▸ PROBLEM:
Please write out the complete listing that follows, exactly as it reads.

* * * * * * * * *

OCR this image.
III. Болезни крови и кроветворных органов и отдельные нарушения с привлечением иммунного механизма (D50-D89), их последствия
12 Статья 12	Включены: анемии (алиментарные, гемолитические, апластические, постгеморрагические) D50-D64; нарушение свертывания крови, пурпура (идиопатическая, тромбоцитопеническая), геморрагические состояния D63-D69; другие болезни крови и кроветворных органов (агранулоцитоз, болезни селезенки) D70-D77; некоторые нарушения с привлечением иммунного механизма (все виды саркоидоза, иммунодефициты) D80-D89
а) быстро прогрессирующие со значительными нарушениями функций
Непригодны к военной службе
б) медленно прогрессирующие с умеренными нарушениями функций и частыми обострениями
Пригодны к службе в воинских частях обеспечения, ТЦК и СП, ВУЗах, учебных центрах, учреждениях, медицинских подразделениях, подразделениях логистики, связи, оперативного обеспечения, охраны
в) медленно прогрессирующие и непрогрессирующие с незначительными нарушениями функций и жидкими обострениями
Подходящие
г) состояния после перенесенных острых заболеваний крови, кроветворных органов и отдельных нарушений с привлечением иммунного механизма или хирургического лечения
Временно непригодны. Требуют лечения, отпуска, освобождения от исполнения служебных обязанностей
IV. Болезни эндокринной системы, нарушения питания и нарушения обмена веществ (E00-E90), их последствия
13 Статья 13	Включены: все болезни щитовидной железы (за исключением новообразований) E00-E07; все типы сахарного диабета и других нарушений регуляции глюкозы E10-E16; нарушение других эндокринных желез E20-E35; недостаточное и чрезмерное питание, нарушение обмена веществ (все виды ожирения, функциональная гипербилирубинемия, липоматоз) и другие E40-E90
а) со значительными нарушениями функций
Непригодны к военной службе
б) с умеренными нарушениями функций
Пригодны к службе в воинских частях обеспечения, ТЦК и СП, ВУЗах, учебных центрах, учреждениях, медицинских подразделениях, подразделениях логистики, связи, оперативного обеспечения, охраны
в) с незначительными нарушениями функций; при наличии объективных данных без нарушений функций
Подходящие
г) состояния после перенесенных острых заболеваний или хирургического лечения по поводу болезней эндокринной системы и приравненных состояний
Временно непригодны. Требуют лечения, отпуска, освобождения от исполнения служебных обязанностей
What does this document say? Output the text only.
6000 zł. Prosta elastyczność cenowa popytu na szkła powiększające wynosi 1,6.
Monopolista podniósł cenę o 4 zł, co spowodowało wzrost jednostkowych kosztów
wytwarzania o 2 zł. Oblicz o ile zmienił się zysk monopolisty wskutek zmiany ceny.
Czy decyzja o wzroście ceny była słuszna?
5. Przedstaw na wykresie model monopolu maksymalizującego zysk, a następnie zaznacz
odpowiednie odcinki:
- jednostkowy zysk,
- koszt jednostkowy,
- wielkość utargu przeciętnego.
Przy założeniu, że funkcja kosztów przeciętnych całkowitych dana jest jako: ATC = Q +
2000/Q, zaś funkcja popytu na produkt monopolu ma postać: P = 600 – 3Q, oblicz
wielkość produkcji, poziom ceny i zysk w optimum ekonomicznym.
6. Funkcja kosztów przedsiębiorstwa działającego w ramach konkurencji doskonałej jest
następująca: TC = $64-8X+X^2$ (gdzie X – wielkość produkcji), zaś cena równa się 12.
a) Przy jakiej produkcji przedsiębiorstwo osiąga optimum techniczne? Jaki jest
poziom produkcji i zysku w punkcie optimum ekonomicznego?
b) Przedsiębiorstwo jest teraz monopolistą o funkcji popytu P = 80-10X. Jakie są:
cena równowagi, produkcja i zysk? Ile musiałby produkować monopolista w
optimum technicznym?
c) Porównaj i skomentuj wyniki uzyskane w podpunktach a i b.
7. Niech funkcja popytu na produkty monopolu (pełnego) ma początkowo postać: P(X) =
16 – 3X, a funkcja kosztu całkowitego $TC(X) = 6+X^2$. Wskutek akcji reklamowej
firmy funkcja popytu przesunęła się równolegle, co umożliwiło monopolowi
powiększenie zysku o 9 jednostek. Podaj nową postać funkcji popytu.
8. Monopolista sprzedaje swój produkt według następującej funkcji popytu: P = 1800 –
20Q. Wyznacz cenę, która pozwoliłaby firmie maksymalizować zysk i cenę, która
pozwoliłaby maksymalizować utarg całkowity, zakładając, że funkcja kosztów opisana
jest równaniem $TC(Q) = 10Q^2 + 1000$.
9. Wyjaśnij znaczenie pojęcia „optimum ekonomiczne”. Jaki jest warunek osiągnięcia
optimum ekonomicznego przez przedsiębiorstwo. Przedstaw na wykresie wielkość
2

* * * * * * * * *

▸ WORKED SOLUTION:
OCR this image.
III. Болезни крови и кроветворных органов и отдельные нарушения с привлечением иммунного механизма (D50-D89), их последствия
12 Статья 12	Включены: анемии (алиментарные, гемолитические, апластические, постгеморрагические) D50-D64; нарушение свертывания крови, пурпура (идиопатическая, тромбоцитопеническая), геморрагические состояния D63-D69; другие болезни крови и кроветворных органов (агранулоцитоз, болезни селезенки) D70-D77; некоторые нарушения с привлечением иммунного механизма (все виды саркоидоза, иммунодефициты) D80-D89
а) быстро прогрессирующие со значительными нарушениями функций
Непригодны к военной службе
б) медленно прогрессирующие с умеренными нарушениями функций и частыми обострениями
Пригодны к службе в воинских частях обеспечения, ТЦК и СП, ВУЗах, учебных центрах, учреждениях, медицинских подразделениях, подразделениях логистики, связи, оперативного обеспечения, охраны
в) медленно прогрессирующие и непрогрессирующие с незначительными нарушениями функций и жидкими обострениями
Подходящие
г) состояния после перенесенных острых заболеваний крови, кроветворных органов и отдельных нарушений с привлечением иммунного механизма или хирургического лечения
Временно непригодны. Требуют лечения, отпуска, освобождения от исполнения служебных обязанностей
IV. Болезни эндокринной системы, нарушения питания и нарушения обмена веществ (E00-E90), их последствия
13 Статья 13	Включены: все болезни щитовидной железы (за исключением новообразований) E00-E07; все типы сахарного диабета и других нарушений регуляции глюкозы E10-E16; нарушение других эндокринных желез E20-E35; недостаточное и чрезмерное питание, нарушение обмена веществ (все виды ожирения, функциональная гипербилирубинемия, липоматоз) и другие E40-E90
а) со значительными нарушениями функций
Непригодны к военной службе
б) с умеренными нарушениями функций
Пригодны к службе в воинских частях обеспечения, ТЦК и СП, ВУЗах, учебных центрах, учреждениях, медицинских подразделениях, подразделениях логистики, связи, оперативного обеспечения, охраны
в) с незначительными нарушениями функций; при наличии объективных данных без нарушений функций
Подходящие
г) состояния после перенесенных острых заболеваний или хирургического лечения по поводу болезней эндокринной системы и приравненных состояний
Временно непригодны. Требуют лечения, отпуска, освобождения от исполнения служебных обязанностей
What does this document say? Output the text only.
6000 zł. Prosta elastyczność cenowa popytu na szkła powiększające wynosi 1,6.
Monopolista podniósł cenę o 4 zł, co spowodowało wzrost jednostkowych kosztów
wytwarzania o 2 zł. Oblicz o ile zmienił się zysk monopolisty wskutek zmiany ceny.
Czy decyzja o wzroście ceny była słuszna?
5. Przedstaw na wykresie model monopolu maksymalizującego zysk, a następnie zaznacz
odpowiednie odcinki:
- jednostkowy zysk,
- koszt jednostkowy,
- wielkość utargu przeciętnego.
Przy założeniu, że funkcja kosztów przeciętnych całkowitych dana jest jako: ATC = Q +
2000/Q, zaś funkcja popytu na produkt monopolu ma postać: P = 600 – 3Q, oblicz
wielkość produkcji, poziom ceny i zysk w optimum ekonomicznym.
6. Funkcja kosztów przedsiębiorstwa działającego w ramach konkurencji doskonałej jest
następująca: TC = $64-8X+X^2$ (gdzie X – wielkość produkcji), zaś cena równa się 12.
a) Przy jakiej produkcji przedsiębiorstwo osiąga optimum techniczne? Jaki jest
poziom produkcji i zysku w punkcie optimum ekonomicznego?
b) Przedsiębiorstwo jest teraz monopolistą o funkcji popytu P = 80-10X. Jakie są:
cena równowagi, produkcja i zysk? Ile musiałby produkować monopolista w
optimum technicznym?
c) Porównaj i skomentuj wyniki uzyskane w podpunktach a i b.
7. Niech funkcja popytu na produkty monopolu (pełnego) ma początkowo postać: P(X) =
16 – 3X, a funkcja kosztu całkowitego $TC(X) = 6+X^2$. Wskutek akcji reklamowej
firmy funkcja popytu przesunęła się równolegle, co umożliwiło monopolowi
powiększenie zysku o 9 jednostek. Podaj nową postać funkcji popytu.
8. Monopolista sprzedaje swój produkt według następującej funkcji popytu: P = 1800 –
20Q. Wyznacz cenę, która pozwoliłaby firmie maksymalizować zysk i cenę, która
pozwoliłaby maksymalizować utarg całkowity, zakładając, że funkcja kosztów opisana
jest równaniem $TC(Q) = 10Q^2 + 1000$.
9. Wyjaśnij znaczenie pojęcia „optimum ekonomiczne”. Jaki jest warunek osiągnięcia
optimum ekonomicznego przez przedsiębiorstwo. Przedstaw na wykresie wielkość
2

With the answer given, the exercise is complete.